● **DOCUMENT SEGMENT**
^^^^^^^^^^^^^^^^
07/04/2017 | Nat Commun   IF 12.1
Defective Gpsm2/Galphai3 signalling disrupts stereocilia development and growth cone actin dynamics in Chudley-McCullough syndrome.
Mauriac SA, Hien YE, Bird JE, Carvalho SD, Peyroutou R, Lee SC, Moreau MM, Blanc JM, Geyser A, Medina C, Thoumine O, Beer-Hammer S, Friedman TB, Ruttiger L, Forge A, Nurnberg B*, Sans N*, Montcouquiol M*

Mutations in GPSM2 cause Chudley-McCullough syndrome (CMCS), an autosomal recessive neurological disorder characterized by early-onset sensorineural deafness and brain anomalies. Here, we show that mutation of the mouse orthologue of GPSM2 affects actin-rich stereocilia elongation in auditory and vestibular hair cells, causing deafness and balance defects. The G-protein subunit Galphai3, a well-documented partner of Gpsm2, participates in the elongation process, and its absence also causes hearing deficits. We show that Gpsm2 defines an approximately 200 nm nanodomain at the tips of stereocilia and this localization requires the presence of Galphai3, myosin 15 and whirlin. Using single-molecule tracking, we report that loss of Gpsm2 leads to decreased outgrowth and a disruption of actin dynamics in neuronal growth cones. Our results elucidate the aetiology of CMCS and highlight a new molecular role for Gpsm2/Galphai3 in the regulation of actin dynamics in epithelial and neuronal tissues.
^^^^^^^^^^^^^^^^
● **PROVIDED MATERIAL**

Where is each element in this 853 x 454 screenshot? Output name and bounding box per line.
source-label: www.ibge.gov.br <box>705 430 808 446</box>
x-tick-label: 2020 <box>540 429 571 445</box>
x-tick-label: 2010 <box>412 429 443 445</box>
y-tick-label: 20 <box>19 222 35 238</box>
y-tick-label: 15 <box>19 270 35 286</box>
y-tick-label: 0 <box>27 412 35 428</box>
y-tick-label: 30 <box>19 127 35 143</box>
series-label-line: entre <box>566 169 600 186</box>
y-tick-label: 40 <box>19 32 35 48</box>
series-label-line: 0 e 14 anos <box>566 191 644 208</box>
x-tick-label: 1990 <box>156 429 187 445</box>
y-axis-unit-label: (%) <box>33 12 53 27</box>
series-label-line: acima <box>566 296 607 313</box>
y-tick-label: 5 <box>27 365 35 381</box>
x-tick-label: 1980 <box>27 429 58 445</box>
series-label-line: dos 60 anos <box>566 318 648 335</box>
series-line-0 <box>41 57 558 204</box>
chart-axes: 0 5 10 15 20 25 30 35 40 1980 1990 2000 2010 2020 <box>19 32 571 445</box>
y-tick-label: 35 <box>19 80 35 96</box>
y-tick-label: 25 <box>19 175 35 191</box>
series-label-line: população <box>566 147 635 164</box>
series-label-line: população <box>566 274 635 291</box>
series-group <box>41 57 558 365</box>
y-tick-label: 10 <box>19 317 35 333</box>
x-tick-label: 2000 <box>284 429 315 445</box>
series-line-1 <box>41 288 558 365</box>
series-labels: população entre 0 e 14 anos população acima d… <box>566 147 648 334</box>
^^^^^^^^^^^^^^^^
● **WHAT TO DO**
**1.** From the Chudley-McCullough syndrome abstract above, copy the passage word for word. Begin at the words "07/04/2017 | Nat" and stop after "in Chudley-McCullough syndrome.".
**2.** According to the Chudley-McCullough syndrome abstract, why do mice with a mutated version of the mouse GPSM2 gene become deaf and have balance defects? Answer in one to three sentences.

● **ANSWERS BY ITEM NUMBER**
**1.**
07/04/2017 | Nat Commun   IF 12.1
Defective Gpsm2/Galphai3 signalling disrupts stereocilia development and growth cone actin dynamics in Chudley-McCullough syndrome.

**2.** The mutation affects how the actin-rich stereocilia in auditory and vestibular hair cells lengthen. This faulty stereocilia elongation causes the deafness and balance defects.